Instructions for the task.
Quote the listing below in full and exactly as written, but omit every picture.

---------- Extracted records

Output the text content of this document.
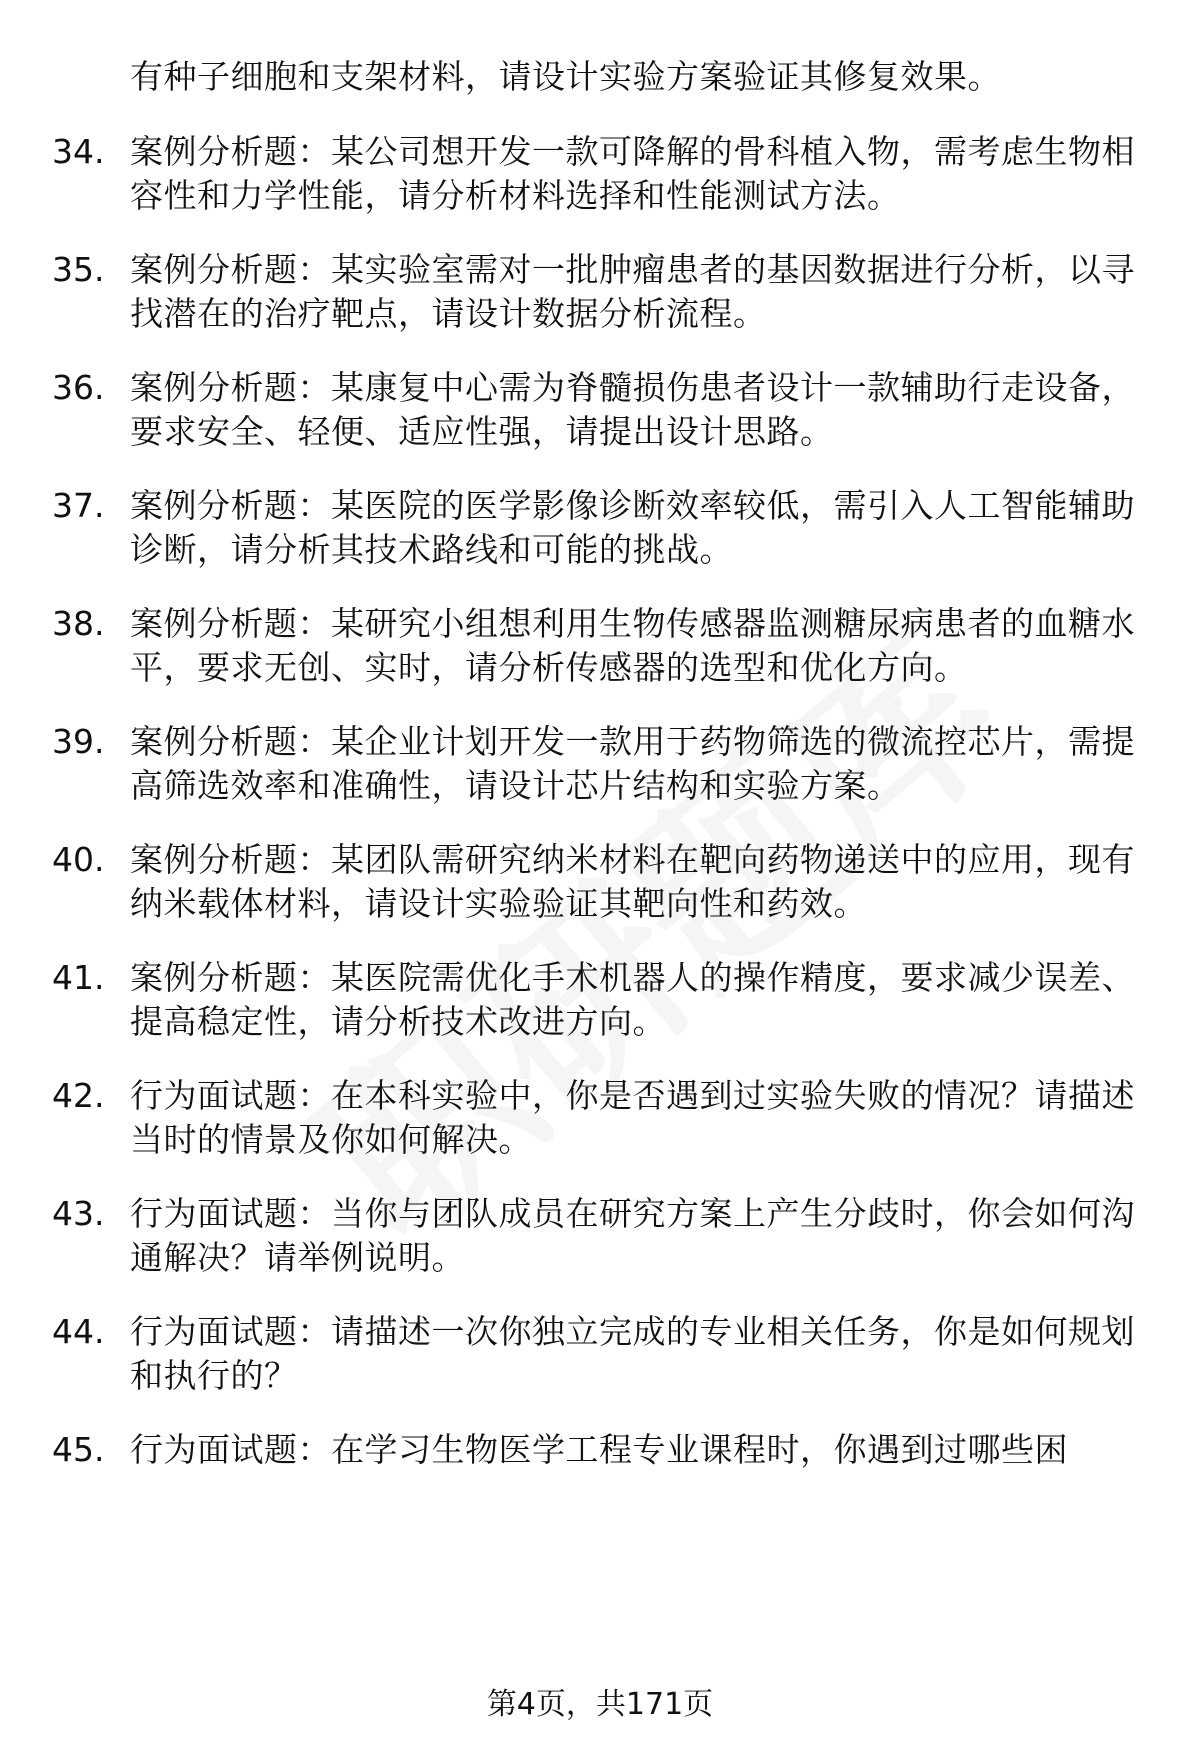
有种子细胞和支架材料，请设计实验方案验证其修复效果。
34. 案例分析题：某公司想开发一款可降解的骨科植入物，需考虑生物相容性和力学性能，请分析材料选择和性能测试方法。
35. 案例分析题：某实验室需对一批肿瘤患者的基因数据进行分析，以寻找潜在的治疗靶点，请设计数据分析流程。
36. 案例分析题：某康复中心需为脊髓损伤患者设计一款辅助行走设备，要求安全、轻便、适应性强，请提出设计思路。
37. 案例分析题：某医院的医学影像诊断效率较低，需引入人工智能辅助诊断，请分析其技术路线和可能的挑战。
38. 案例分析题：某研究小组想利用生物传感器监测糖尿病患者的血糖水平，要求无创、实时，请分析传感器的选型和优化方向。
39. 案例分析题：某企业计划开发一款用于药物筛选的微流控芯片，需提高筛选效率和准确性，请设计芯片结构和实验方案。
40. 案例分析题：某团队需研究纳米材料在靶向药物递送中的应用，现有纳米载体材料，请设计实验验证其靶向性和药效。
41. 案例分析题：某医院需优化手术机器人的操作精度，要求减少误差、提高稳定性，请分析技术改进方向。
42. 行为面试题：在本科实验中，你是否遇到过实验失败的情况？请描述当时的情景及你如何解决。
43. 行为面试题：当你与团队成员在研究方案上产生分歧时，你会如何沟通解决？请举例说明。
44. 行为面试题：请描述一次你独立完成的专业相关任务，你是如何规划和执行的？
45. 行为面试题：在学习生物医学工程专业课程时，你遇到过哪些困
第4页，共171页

--------------------

Answer.
Output the text content of this document.
有种子细胞和支架材料，请设计实验方案验证其修复效果。
34. 案例分析题：某公司想开发一款可降解的骨科植入物，需考虑生物相容性和力学性能，请分析材料选择和性能测试方法。
35. 案例分析题：某实验室需对一批肿瘤患者的基因数据进行分析，以寻找潜在的治疗靶点，请设计数据分析流程。
36. 案例分析题：某康复中心需为脊髓损伤患者设计一款辅助行走设备，要求安全、轻便、适应性强，请提出设计思路。
37. 案例分析题：某医院的医学影像诊断效率较低，需引入人工智能辅助诊断，请分析其技术路线和可能的挑战。
38. 案例分析题：某研究小组想利用生物传感器监测糖尿病患者的血糖水平，要求无创、实时，请分析传感器的选型和优化方向。
39. 案例分析题：某企业计划开发一款用于药物筛选的微流控芯片，需提高筛选效率和准确性，请设计芯片结构和实验方案。
40. 案例分析题：某团队需研究纳米材料在靶向药物递送中的应用，现有纳米载体材料，请设计实验验证其靶向性和药效。
41. 案例分析题：某医院需优化手术机器人的操作精度，要求减少误差、提高稳定性，请分析技术改进方向。
42. 行为面试题：在本科实验中，你是否遇到过实验失败的情况？请描述当时的情景及你如何解决。
43. 行为面试题：当你与团队成员在研究方案上产生分歧时，你会如何沟通解决？请举例说明。
44. 行为面试题：请描述一次你独立完成的专业相关任务，你是如何规划和执行的？
45. 行为面试题：在学习生物医学工程专业课程时，你遇到过哪些困
第4页，共171页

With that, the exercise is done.